Problem requirements: Copy out every line of the records where the string "بغداد" occurs.

Material for this exercise:
= = = =

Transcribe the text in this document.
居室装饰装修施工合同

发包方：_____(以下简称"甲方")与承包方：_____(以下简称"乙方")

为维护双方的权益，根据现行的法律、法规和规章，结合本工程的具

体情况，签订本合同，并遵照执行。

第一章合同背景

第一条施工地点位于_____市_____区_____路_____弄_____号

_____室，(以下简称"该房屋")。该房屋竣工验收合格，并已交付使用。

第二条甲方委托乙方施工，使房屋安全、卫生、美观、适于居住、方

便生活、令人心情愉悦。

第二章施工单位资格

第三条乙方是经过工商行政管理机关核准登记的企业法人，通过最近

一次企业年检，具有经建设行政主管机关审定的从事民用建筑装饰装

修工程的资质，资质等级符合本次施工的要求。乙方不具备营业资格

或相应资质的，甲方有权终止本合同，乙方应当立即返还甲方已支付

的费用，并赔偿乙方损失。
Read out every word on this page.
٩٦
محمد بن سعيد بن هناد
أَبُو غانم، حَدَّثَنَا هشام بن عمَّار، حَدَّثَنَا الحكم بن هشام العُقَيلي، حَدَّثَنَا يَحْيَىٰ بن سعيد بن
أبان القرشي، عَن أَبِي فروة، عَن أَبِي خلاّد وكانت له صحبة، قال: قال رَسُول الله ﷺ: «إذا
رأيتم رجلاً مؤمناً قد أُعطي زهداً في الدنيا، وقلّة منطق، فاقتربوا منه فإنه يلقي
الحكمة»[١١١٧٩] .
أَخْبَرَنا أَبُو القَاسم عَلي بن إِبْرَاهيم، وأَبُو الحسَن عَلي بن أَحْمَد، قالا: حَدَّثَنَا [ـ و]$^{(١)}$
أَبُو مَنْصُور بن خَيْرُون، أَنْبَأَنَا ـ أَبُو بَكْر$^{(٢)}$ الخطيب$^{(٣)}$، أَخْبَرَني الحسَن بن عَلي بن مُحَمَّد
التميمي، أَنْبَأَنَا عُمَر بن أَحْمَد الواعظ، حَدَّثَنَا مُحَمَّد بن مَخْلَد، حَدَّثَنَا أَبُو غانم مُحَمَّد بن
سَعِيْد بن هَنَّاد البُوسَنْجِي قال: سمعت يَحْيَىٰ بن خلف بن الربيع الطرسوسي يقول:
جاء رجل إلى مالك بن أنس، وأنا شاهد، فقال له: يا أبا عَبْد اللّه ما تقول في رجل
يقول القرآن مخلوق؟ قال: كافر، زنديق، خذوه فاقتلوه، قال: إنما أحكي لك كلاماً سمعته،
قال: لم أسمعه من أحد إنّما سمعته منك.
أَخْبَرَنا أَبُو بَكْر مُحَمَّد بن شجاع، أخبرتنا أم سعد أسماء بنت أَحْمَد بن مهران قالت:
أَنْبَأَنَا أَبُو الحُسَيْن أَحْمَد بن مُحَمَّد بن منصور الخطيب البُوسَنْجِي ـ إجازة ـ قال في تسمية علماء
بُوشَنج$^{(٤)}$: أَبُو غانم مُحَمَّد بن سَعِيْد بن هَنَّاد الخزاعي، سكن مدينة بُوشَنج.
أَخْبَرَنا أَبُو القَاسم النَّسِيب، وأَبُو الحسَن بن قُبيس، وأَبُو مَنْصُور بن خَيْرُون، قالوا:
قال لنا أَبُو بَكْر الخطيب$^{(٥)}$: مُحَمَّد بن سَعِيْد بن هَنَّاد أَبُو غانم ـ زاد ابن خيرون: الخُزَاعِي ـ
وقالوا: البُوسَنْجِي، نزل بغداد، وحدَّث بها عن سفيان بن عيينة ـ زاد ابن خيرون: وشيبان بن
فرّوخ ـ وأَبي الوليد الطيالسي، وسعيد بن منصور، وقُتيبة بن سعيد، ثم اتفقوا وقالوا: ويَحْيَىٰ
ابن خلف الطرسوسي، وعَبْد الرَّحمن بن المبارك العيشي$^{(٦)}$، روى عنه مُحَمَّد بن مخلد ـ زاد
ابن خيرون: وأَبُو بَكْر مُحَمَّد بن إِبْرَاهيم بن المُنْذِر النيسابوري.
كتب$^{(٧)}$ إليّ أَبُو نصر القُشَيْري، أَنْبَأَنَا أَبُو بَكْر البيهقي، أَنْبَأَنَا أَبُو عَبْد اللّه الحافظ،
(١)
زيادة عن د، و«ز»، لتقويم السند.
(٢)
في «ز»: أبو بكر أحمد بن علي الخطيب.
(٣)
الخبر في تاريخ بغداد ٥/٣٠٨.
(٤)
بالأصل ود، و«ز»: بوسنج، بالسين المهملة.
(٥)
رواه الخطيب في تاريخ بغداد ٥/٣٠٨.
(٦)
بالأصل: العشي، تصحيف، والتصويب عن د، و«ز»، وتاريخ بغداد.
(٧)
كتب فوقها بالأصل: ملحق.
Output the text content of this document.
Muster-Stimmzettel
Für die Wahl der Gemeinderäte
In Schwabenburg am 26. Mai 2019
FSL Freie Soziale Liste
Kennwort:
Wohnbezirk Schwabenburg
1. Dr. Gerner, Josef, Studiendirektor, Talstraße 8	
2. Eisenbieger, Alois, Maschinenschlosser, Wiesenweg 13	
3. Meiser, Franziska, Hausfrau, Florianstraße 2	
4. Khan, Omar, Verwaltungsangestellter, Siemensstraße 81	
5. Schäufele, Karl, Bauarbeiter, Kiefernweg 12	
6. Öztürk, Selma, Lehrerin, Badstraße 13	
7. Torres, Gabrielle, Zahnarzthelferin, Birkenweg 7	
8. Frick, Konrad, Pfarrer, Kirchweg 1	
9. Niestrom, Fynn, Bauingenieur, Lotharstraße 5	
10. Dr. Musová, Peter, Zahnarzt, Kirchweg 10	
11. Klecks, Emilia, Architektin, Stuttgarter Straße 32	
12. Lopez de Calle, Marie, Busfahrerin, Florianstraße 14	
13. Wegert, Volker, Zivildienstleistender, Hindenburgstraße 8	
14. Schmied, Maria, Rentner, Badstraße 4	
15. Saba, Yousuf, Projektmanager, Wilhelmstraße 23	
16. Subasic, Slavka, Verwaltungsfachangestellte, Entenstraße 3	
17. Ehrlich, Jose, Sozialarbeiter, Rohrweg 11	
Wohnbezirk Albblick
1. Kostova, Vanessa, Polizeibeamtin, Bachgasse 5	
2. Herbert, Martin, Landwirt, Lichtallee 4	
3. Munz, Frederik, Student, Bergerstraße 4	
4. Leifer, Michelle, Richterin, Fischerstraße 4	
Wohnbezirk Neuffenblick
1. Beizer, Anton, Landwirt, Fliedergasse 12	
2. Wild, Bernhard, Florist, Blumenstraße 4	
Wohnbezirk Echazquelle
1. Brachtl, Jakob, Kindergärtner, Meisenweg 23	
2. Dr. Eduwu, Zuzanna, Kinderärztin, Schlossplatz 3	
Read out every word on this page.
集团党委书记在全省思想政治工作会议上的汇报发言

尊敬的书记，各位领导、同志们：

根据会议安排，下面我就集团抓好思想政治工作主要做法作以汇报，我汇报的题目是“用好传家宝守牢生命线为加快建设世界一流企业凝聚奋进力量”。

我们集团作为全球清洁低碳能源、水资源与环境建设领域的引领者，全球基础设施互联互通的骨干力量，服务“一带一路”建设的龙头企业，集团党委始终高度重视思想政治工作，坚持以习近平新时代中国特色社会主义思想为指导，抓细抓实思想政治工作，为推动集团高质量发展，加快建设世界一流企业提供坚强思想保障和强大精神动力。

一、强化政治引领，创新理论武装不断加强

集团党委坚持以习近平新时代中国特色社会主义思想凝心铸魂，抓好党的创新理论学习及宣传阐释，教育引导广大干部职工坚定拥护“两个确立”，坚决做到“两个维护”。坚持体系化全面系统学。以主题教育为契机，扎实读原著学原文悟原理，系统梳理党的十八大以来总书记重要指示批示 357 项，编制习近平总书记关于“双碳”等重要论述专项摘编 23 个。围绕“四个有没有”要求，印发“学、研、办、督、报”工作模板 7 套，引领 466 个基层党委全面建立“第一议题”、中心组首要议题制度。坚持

= = = =

Response to the exercise:
وقالوا: البُوسَنْجِي، نزل بغداد، وحدَّث بها عن سفيان بن عيينة ـ زاد ابن خيرون: وشيبان بن
الخبر في تاريخ بغداد ٥/٣٠٨.
رواه الخطيب في تاريخ بغداد ٥/٣٠٨.
بالأصل: العشي، تصحيف، والتصويب عن د، و«ز»، وتاريخ بغداد.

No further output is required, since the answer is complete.